REQUIRED WORK. Output the full listing word for word.

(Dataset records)
------------------------
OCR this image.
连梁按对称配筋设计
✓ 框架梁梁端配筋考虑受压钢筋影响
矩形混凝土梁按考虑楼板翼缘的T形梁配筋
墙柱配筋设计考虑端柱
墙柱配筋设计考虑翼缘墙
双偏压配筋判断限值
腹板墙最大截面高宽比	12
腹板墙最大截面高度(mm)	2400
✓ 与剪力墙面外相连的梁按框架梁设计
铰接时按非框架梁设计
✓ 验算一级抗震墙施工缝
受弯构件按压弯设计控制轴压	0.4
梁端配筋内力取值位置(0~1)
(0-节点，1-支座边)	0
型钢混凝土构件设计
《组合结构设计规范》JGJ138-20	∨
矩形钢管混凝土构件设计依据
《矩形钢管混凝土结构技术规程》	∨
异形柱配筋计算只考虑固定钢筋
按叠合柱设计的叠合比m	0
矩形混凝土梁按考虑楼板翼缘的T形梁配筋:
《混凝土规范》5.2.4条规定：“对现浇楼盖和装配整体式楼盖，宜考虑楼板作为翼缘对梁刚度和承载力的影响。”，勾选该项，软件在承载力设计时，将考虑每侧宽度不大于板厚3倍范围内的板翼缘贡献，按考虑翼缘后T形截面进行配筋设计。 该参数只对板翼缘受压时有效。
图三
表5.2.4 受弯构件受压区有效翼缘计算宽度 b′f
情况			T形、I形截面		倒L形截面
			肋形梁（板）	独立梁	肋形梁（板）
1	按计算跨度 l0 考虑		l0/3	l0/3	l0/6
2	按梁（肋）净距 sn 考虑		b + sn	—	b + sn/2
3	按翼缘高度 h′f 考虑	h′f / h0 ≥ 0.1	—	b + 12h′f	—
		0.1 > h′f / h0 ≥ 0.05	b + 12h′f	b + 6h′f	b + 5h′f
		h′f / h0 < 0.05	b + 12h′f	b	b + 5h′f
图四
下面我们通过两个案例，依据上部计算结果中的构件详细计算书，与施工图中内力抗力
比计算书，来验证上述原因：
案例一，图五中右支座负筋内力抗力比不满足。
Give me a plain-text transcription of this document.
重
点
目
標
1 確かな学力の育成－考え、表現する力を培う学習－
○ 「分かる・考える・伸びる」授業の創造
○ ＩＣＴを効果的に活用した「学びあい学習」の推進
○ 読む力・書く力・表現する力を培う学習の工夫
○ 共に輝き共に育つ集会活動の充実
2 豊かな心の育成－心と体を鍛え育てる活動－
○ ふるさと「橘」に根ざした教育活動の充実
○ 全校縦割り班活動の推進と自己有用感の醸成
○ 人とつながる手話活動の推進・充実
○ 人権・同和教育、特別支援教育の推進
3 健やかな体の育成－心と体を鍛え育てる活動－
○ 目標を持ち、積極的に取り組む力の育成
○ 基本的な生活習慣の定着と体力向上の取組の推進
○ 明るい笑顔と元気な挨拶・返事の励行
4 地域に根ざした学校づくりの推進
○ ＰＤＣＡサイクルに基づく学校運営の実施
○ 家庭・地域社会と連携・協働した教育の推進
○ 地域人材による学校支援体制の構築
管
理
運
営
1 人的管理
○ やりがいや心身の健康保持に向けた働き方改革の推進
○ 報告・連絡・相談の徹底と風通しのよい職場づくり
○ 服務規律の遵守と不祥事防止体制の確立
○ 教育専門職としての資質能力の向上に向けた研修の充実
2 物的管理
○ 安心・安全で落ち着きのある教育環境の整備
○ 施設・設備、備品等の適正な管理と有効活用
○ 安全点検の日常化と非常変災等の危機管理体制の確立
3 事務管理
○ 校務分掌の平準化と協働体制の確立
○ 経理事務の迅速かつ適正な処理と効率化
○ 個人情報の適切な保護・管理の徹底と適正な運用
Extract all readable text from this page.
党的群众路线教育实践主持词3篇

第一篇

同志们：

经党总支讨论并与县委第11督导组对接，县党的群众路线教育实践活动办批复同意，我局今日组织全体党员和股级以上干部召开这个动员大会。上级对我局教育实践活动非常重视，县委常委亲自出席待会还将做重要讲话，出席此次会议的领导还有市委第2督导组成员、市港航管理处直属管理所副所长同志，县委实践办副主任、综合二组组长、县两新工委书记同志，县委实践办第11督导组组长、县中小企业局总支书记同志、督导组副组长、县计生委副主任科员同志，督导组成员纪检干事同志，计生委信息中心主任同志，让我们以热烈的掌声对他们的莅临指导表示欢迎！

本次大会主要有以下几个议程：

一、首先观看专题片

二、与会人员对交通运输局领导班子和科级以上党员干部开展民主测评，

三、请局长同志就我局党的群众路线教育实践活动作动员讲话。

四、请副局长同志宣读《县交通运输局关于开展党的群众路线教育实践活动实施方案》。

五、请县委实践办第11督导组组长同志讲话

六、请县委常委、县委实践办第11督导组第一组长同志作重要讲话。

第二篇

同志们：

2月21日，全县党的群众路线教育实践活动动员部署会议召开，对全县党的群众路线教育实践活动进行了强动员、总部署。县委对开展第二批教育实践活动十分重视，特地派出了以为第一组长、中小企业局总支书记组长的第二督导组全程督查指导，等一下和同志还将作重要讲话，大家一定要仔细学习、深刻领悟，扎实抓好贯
------------------------
SOLUTION FOR THIS EXERCISE.
OCR this image.
连梁按对称配筋设计
✓ 框架梁梁端配筋考虑受压钢筋影响
矩形混凝土梁按考虑楼板翼缘的T形梁配筋
墙柱配筋设计考虑端柱
墙柱配筋设计考虑翼缘墙
双偏压配筋判断限值
腹板墙最大截面高宽比	12
腹板墙最大截面高度(mm)	2400
✓ 与剪力墙面外相连的梁按框架梁设计
铰接时按非框架梁设计
✓ 验算一级抗震墙施工缝
受弯构件按压弯设计控制轴压	0.4
梁端配筋内力取值位置(0~1)
(0-节点，1-支座边)	0
型钢混凝土构件设计
《组合结构设计规范》JGJ138-20	∨
矩形钢管混凝土构件设计依据
《矩形钢管混凝土结构技术规程》	∨
异形柱配筋计算只考虑固定钢筋
按叠合柱设计的叠合比m	0
矩形混凝土梁按考虑楼板翼缘的T形梁配筋:
《混凝土规范》5.2.4条规定：“对现浇楼盖和装配整体式楼盖，宜考虑楼板作为翼缘对梁刚度和承载力的影响。”，勾选该项，软件在承载力设计时，将考虑每侧宽度不大于板厚3倍范围内的板翼缘贡献，按考虑翼缘后T形截面进行配筋设计。 该参数只对板翼缘受压时有效。
图三
表5.2.4 受弯构件受压区有效翼缘计算宽度 b′f
情况			T形、I形截面		倒L形截面
			肋形梁（板）	独立梁	肋形梁（板）
1	按计算跨度 l0 考虑		l0/3	l0/3	l0/6
2	按梁（肋）净距 sn 考虑		b + sn	—	b + sn/2
3	按翼缘高度 h′f 考虑	h′f / h0 ≥ 0.1	—	b + 12h′f	—
		0.1 > h′f / h0 ≥ 0.05	b + 12h′f	b + 6h′f	b + 5h′f
		h′f / h0 < 0.05	b + 12h′f	b	b + 5h′f
图四
下面我们通过两个案例，依据上部计算结果中的构件详细计算书，与施工图中内力抗力
比计算书，来验证上述原因：
案例一，图五中右支座负筋内力抗力比不满足。
Give me a plain-text transcription of this document.
重
点
目
標
1 確かな学力の育成－考え、表現する力を培う学習－
○ 「分かる・考える・伸びる」授業の創造
○ ＩＣＴを効果的に活用した「学びあい学習」の推進
○ 読む力・書く力・表現する力を培う学習の工夫
○ 共に輝き共に育つ集会活動の充実
2 豊かな心の育成－心と体を鍛え育てる活動－
○ ふるさと「橘」に根ざした教育活動の充実
○ 全校縦割り班活動の推進と自己有用感の醸成
○ 人とつながる手話活動の推進・充実
○ 人権・同和教育、特別支援教育の推進
3 健やかな体の育成－心と体を鍛え育てる活動－
○ 目標を持ち、積極的に取り組む力の育成
○ 基本的な生活習慣の定着と体力向上の取組の推進
○ 明るい笑顔と元気な挨拶・返事の励行
4 地域に根ざした学校づくりの推進
○ ＰＤＣＡサイクルに基づく学校運営の実施
○ 家庭・地域社会と連携・協働した教育の推進
○ 地域人材による学校支援体制の構築
管
理
運
営
1 人的管理
○ やりがいや心身の健康保持に向けた働き方改革の推進
○ 報告・連絡・相談の徹底と風通しのよい職場づくり
○ 服務規律の遵守と不祥事防止体制の確立
○ 教育専門職としての資質能力の向上に向けた研修の充実
2 物的管理
○ 安心・安全で落ち着きのある教育環境の整備
○ 施設・設備、備品等の適正な管理と有効活用
○ 安全点検の日常化と非常変災等の危機管理体制の確立
3 事務管理
○ 校務分掌の平準化と協働体制の確立
○ 経理事務の迅速かつ適正な処理と効率化
○ 個人情報の適切な保護・管理の徹底と適正な運用
Extract all readable text from this page.
党的群众路线教育实践主持词3篇

第一篇

同志们：

经党总支讨论并与县委第11督导组对接，县党的群众路线教育实践活动办批复同意，我局今日组织全体党员和股级以上干部召开这个动员大会。上级对我局教育实践活动非常重视，县委常委亲自出席待会还将做重要讲话，出席此次会议的领导还有市委第2督导组成员、市港航管理处直属管理所副所长同志，县委实践办副主任、综合二组组长、县两新工委书记同志，县委实践办第11督导组组长、县中小企业局总支书记同志、督导组副组长、县计生委副主任科员同志，督导组成员纪检干事同志，计生委信息中心主任同志，让我们以热烈的掌声对他们的莅临指导表示欢迎！

本次大会主要有以下几个议程：

一、首先观看专题片

二、与会人员对交通运输局领导班子和科级以上党员干部开展民主测评，

三、请局长同志就我局党的群众路线教育实践活动作动员讲话。

四、请副局长同志宣读《县交通运输局关于开展党的群众路线教育实践活动实施方案》。

五、请县委实践办第11督导组组长同志讲话

六、请县委常委、县委实践办第11督导组第一组长同志作重要讲话。

第二篇

同志们：

2月21日，全县党的群众路线教育实践活动动员部署会议召开，对全县党的群众路线教育实践活动进行了强动员、总部署。县委对开展第二批教育实践活动十分重视，特地派出了以为第一组长、中小企业局总支书记组长的第二督导组全程督查指导，等一下和同志还将作重要讲话，大家一定要仔细学习、深刻领悟，扎实抓好贯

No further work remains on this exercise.